** START **

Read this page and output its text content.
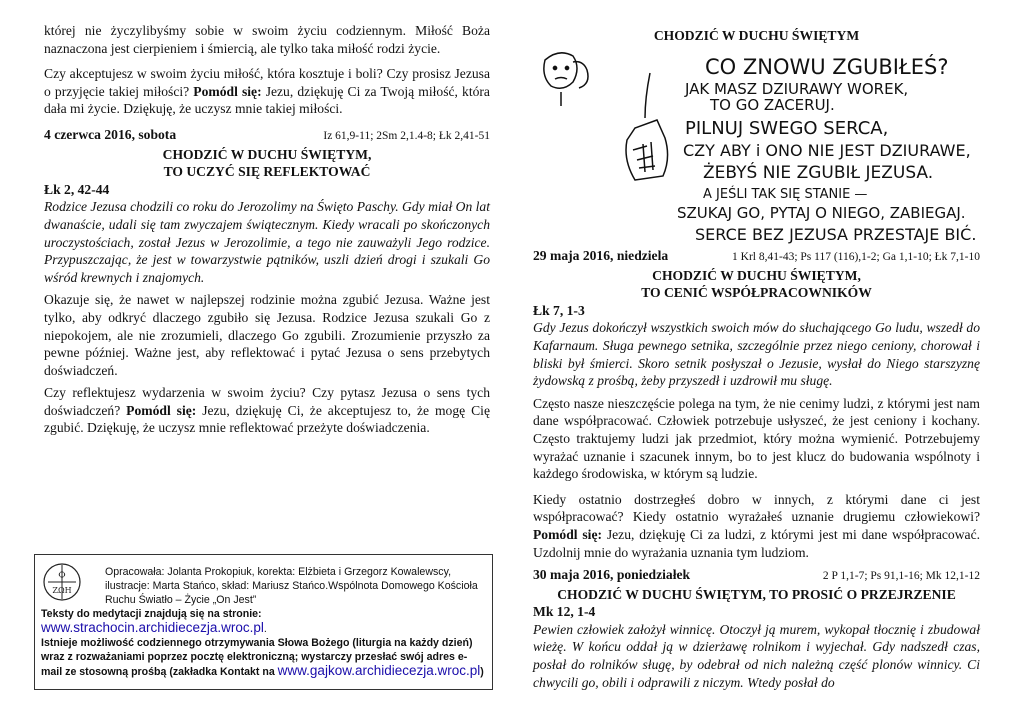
której nie życzylibyśmy sobie w swoim życiu codziennym. Miłość Boża naznaczona jest cierpieniem i śmiercią, ale tylko taka miłość rodzi życie.

Czy akceptujesz w swoim życiu miłość, która kosztuje i boli? Czy prosisz Jezusa o przyjęcie takiej miłości? Pomódl się: Jezu, dziękuję Ci za Twoją miłość, która dała mi życie. Dziękuję, że uczysz mnie takiej miłości.

4 czerwca 2016, sobota	Iz 61,9-11; 2Sm 2,1.4-8; Łk 2,41-51
CHODZIĆ W DUCHU ŚWIĘTYM,
TO UCZYĆ SIĘ REFLEKTOWAĆ
Łk 2, 42-44

Rodzice Jezusa chodzili co roku do Jerozolimy na Święto Paschy. Gdy miał On lat dwanaście, udali się tam zwyczajem świątecznym. Kiedy wracali po skończonych uroczystościach, został Jezus w Jerozolimie, a tego nie zauważyli Jego rodzice. Przypuszczając, że jest w towarzystwie pątników, uszli dzień drogi i szukali Go wśród krewnych i znajomych.

Okazuje się, że nawet w najlepszej rodzinie można zgubić Jezusa. Ważne jest tylko, aby odkryć dlaczego zgubiło się Jezusa. Rodzice Jezusa szukali Go z niepokojem, ale nie zrozumieli, dlaczego Go zgubili. Zrozumienie przyszło za pewne później. Ważne jest, aby reflektować i pytać Jezusa o sens przebytych doświadczeń.

Czy reflektujesz wydarzenia w swoim życiu? Czy pytasz Jezusa o sens tych doświadczeń? Pomódl się: Jezu, dziękuję Ci, że akceptujesz to, że mogę Cię zgubić. Dziękuję, że uczysz mnie reflektować przeżyte doświadczenia.

Φ
ΖΩΗ
Opracowała: Jolanta Prokopiuk, korekta: Elżbieta i Grzegorz Kowalewscy,
ilustracje: Marta Stańco, skład: Mariusz Stańco.Wspólnota Domowego Kościoła Ruchu Światło – Życie „On Jest”
Teksty do medytacji znajdują się na stronie:
www.strachocin.archidiecezja.wroc.pl.
Istnieje możliwość codziennego otrzymywania Słowa Bożego (liturgia na każdy dzień) wraz z rozważaniami poprzez pocztę elektroniczną; wystarczy przesłać swój adres e-mail ze stosowną prośbą (zakładka Kontakt na www.gajkow.archidiecezja.wroc.pl)
CHODZIĆ W DUCHU ŚWIĘTYM
CO ZNOWU ZGUBIŁEŚ?
JAK MASZ DZIURAWY WOREK,
TO GO ZACERUJ.
PILNUJ SWEGO SERCA,
CZY ABY i ONO NIE JEST DZIURAWE,
ŻEBYŚ NIE ZGUBIŁ JEZUSA.
A JEŚLI TAK SIĘ STANIE —
SZUKAJ GO, PYTAJ O NIEGO, ZABIEGAJ.
SERCE BEZ JEZUSA PRZESTAJE BIĆ.
29 maja 2016, niedziela	1 Krl 8,41-43; Ps 117 (116),1-2; Ga 1,1-10; Łk 7,1-10
CHODZIĆ W DUCHU ŚWIĘTYM,
TO CENIĆ WSPÓŁPRACOWNIKÓW
Łk 7, 1-3

Gdy Jezus dokończył wszystkich swoich mów do słuchającego Go ludu, wszedł do Kafarnaum. Sługa pewnego setnika, szczególnie przez niego ceniony, chorował i bliski był śmierci. Skoro setnik posłyszał o Jezusie, wysłał do Niego starszyznę żydowską z prośbą, żeby przyszedł i uzdrowił mu sługę.

Często nasze nieszczęście polega na tym, że nie cenimy ludzi, z którymi jest nam dane współpracować. Człowiek potrzebuje usłyszeć, że jest ceniony i kochany. Często traktujemy ludzi jak przedmiot, który można wymienić. Potrzebujemy wyrażać uznanie i szacunek innym, bo to jest klucz do budowania wspólnoty i każdego środowiska, w którym są ludzie.

Kiedy ostatnio dostrzegłeś dobro w innych, z którymi dane ci jest współpracować? Kiedy ostatnio wyrażałeś uznanie drugiemu człowiekowi? Pomódl się: Jezu, dziękuję Ci za ludzi, z którymi jest mi dane współpracować. Uzdolnij mnie do wyrażania uznania tym ludziom.

30 maja 2016, poniedziałek	2 P 1,1-7; Ps 91,1-16; Mk 12,1-12
CHODZIĆ W DUCHU ŚWIĘTYM, TO PROSIĆ O PRZEJRZENIE
Mk 12, 1-4

Pewien człowiek założył winnicę. Otoczył ją murem, wykopał tłocznię i zbudował wieżę. W końcu oddał ją w dzierżawę rolnikom i wyjechał. Gdy nadszedł czas, posłał do rolników sługę, by odebrał od nich należną część plonów winnicy. Ci chwycili go, obili i odprawili z niczym. Wtedy posłał do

** END **

_Problem requirements:_
Leave out the pictures and return every record word for word.

_Final result:_
Read this page and output its text content.
której nie życzylibyśmy sobie w swoim życiu codziennym. Miłość Boża naznaczona jest cierpieniem i śmiercią, ale tylko taka miłość rodzi życie.

Czy akceptujesz w swoim życiu miłość, która kosztuje i boli? Czy prosisz Jezusa o przyjęcie takiej miłości? Pomódl się: Jezu, dziękuję Ci za Twoją miłość, która dała mi życie. Dziękuję, że uczysz mnie takiej miłości.

4 czerwca 2016, sobota	Iz 61,9-11; 2Sm 2,1.4-8; Łk 2,41-51
CHODZIĆ W DUCHU ŚWIĘTYM,
TO UCZYĆ SIĘ REFLEKTOWAĆ
Łk 2, 42-44

Rodzice Jezusa chodzili co roku do Jerozolimy na Święto Paschy. Gdy miał On lat dwanaście, udali się tam zwyczajem świątecznym. Kiedy wracali po skończonych uroczystościach, został Jezus w Jerozolimie, a tego nie zauważyli Jego rodzice. Przypuszczając, że jest w towarzystwie pątników, uszli dzień drogi i szukali Go wśród krewnych i znajomych.

Okazuje się, że nawet w najlepszej rodzinie można zgubić Jezusa. Ważne jest tylko, aby odkryć dlaczego zgubiło się Jezusa. Rodzice Jezusa szukali Go z niepokojem, ale nie zrozumieli, dlaczego Go zgubili. Zrozumienie przyszło za pewne później. Ważne jest, aby reflektować i pytać Jezusa o sens przebytych doświadczeń.

Czy reflektujesz wydarzenia w swoim życiu? Czy pytasz Jezusa o sens tych doświadczeń? Pomódl się: Jezu, dziękuję Ci, że akceptujesz to, że mogę Cię zgubić. Dziękuję, że uczysz mnie reflektować przeżyte doświadczenia.

Φ
ΖΩΗ
Opracowała: Jolanta Prokopiuk, korekta: Elżbieta i Grzegorz Kowalewscy,
ilustracje: Marta Stańco, skład: Mariusz Stańco.Wspólnota Domowego Kościoła Ruchu Światło – Życie „On Jest”
Teksty do medytacji znajdują się na stronie:
www.strachocin.archidiecezja.wroc.pl.
Istnieje możliwość codziennego otrzymywania Słowa Bożego (liturgia na każdy dzień) wraz z rozważaniami poprzez pocztę elektroniczną; wystarczy przesłać swój adres e-mail ze stosowną prośbą (zakładka Kontakt na www.gajkow.archidiecezja.wroc.pl)
CHODZIĆ W DUCHU ŚWIĘTYM
CO ZNOWU ZGUBIŁEŚ?
JAK MASZ DZIURAWY WOREK,
TO GO ZACERUJ.
PILNUJ SWEGO SERCA,
CZY ABY i ONO NIE JEST DZIURAWE,
ŻEBYŚ NIE ZGUBIŁ JEZUSA.
A JEŚLI TAK SIĘ STANIE —
SZUKAJ GO, PYTAJ O NIEGO, ZABIEGAJ.
SERCE BEZ JEZUSA PRZESTAJE BIĆ.
29 maja 2016, niedziela	1 Krl 8,41-43; Ps 117 (116),1-2; Ga 1,1-10; Łk 7,1-10
CHODZIĆ W DUCHU ŚWIĘTYM,
TO CENIĆ WSPÓŁPRACOWNIKÓW
Łk 7, 1-3

Gdy Jezus dokończył wszystkich swoich mów do słuchającego Go ludu, wszedł do Kafarnaum. Sługa pewnego setnika, szczególnie przez niego ceniony, chorował i bliski był śmierci. Skoro setnik posłyszał o Jezusie, wysłał do Niego starszyznę żydowską z prośbą, żeby przyszedł i uzdrowił mu sługę.

Często nasze nieszczęście polega na tym, że nie cenimy ludzi, z którymi jest nam dane współpracować. Człowiek potrzebuje usłyszeć, że jest ceniony i kochany. Często traktujemy ludzi jak przedmiot, który można wymienić. Potrzebujemy wyrażać uznanie i szacunek innym, bo to jest klucz do budowania wspólnoty i każdego środowiska, w którym są ludzie.

Kiedy ostatnio dostrzegłeś dobro w innych, z którymi dane ci jest współpracować? Kiedy ostatnio wyrażałeś uznanie drugiemu człowiekowi? Pomódl się: Jezu, dziękuję Ci za ludzi, z którymi jest mi dane współpracować. Uzdolnij mnie do wyrażania uznania tym ludziom.

30 maja 2016, poniedziałek	2 P 1,1-7; Ps 91,1-16; Mk 12,1-12
CHODZIĆ W DUCHU ŚWIĘTYM, TO PROSIĆ O PRZEJRZENIE
Mk 12, 1-4

Pewien człowiek założył winnicę. Otoczył ją murem, wykopał tłocznię i zbudował wieżę. W końcu oddał ją w dzierżawę rolnikom i wyjechał. Gdy nadszedł czas, posłał do rolników sługę, by odebrał od nich należną część plonów winnicy. Ci chwycili go, obili i odprawili z niczym. Wtedy posłał do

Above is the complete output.